■ COSA SI CHIEDE
Trascrivi fedelmente la parte del brano sull'oratoria compresa tra "Tra le cinque, l’elocutio" e "meglio di loro.", estremi inclusi.

■ BRANO PROPOSTO
I diversi volti dell’oratoria attraverso le epoche : Cicerone, Gabriele D’Annunzio e Diego Fusaro

Partendo dal magister Cicerone, si analizzeranno la versatilità e  l’utilità della scelta lessicale in Gabriele D’Annunzio e Diego Fusaro

Il “Vate” Gabriele D’Annunzio, Pinterest

 

La capacità evocativa delle parole ha sempre rappresentato la principale arma per chiunque dovesse sedurre o convincere con l’eloquio. Svariati sono i modi e le finalità con cui veicolare il proprio pensiero, che tu sia il  “Vate” o  il “Turbo-filosofo”.

Ci serve un Cicerone

Trattando di oratoria e ars scribendi, è certamente doveroso appellarsi ad uno dei più grandi maestri: Marco Tullio Cicerone. Celeberrimo oratore, abilissimo avvocato e pilastro della produzione letteraria latina, nel suo: “De oratore” delinea la figura del perfetto orator, canonizzando inoltre le parti fondanti del discorso eseguito ad hoc: inventio, dispositio, elocutio, memoria e actio.
Tra le cinque, l’elocutio è lo spazio dedito alla più alta espressione della propria “fantasia terminologica” ed è precisamente qui che il giovane filosofo anti-capitalista e lo spirito magno abruzzese, ben consapevoli della lezione ciceroniana, danno il meglio di loro.

■ Annotazioni con riquadri di delimitazione
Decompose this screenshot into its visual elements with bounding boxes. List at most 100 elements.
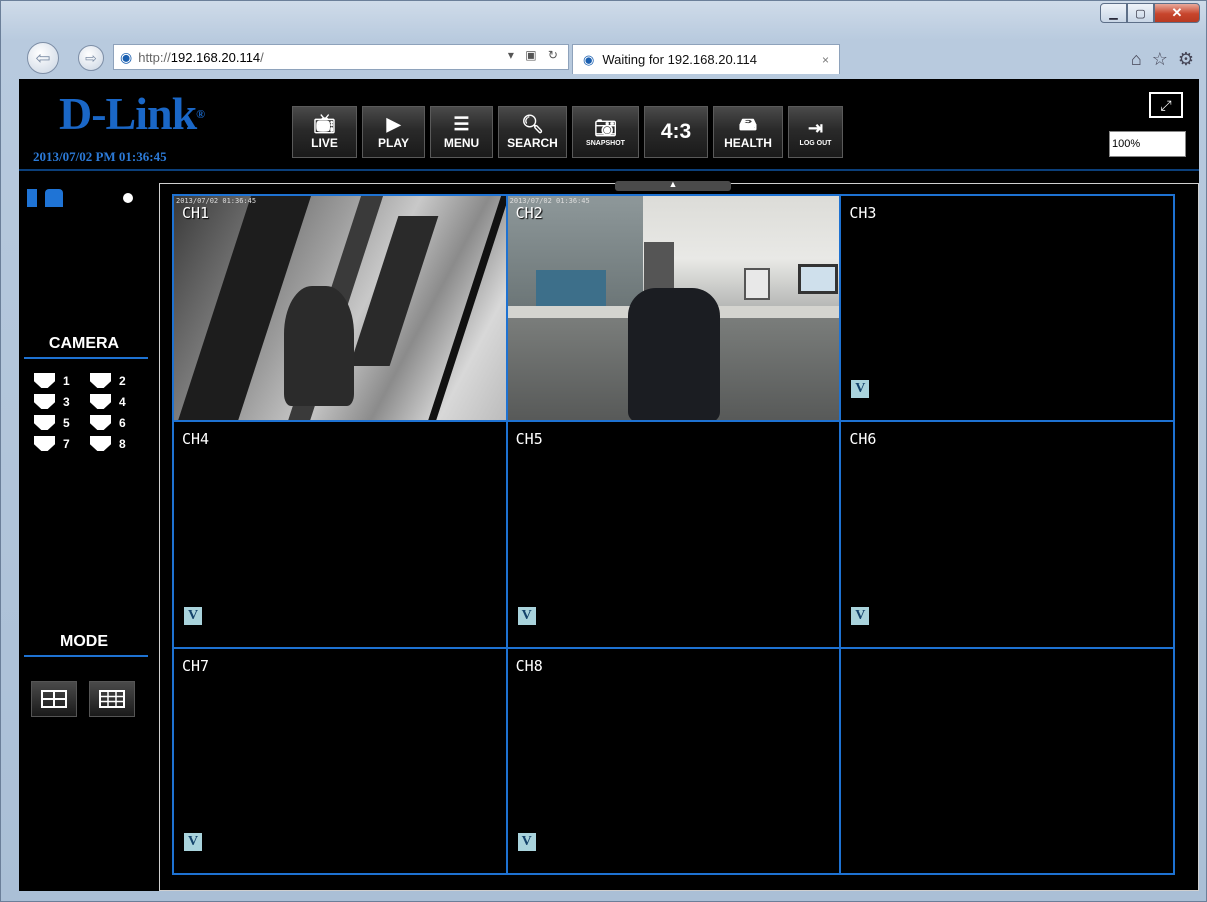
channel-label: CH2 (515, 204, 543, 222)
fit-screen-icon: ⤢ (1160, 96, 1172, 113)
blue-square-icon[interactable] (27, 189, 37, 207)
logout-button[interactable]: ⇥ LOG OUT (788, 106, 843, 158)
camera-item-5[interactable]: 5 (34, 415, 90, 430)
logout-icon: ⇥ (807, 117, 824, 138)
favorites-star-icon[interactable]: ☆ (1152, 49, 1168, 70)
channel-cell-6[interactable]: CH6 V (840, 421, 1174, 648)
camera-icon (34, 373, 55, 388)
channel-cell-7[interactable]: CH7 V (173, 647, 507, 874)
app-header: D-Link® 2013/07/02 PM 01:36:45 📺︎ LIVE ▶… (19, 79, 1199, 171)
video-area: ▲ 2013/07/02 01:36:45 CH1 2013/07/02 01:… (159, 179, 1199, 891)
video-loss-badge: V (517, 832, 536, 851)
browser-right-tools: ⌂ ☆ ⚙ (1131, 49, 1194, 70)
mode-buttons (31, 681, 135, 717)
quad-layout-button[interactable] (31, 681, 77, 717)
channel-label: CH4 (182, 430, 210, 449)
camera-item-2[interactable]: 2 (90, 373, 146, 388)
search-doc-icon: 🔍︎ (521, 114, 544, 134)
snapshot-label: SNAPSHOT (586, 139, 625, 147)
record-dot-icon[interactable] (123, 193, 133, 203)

■ RISPOSTA COMPLETA
Tra le cinque, l’elocutio è lo spazio dedito alla più alta espressione della propria “fantasia terminologica” ed è precisamente qui che il giovane filosofo anti-capitalista e lo spirito magno abruzzese, ben consapevoli della lezione ciceroniana, danno il meglio di loro.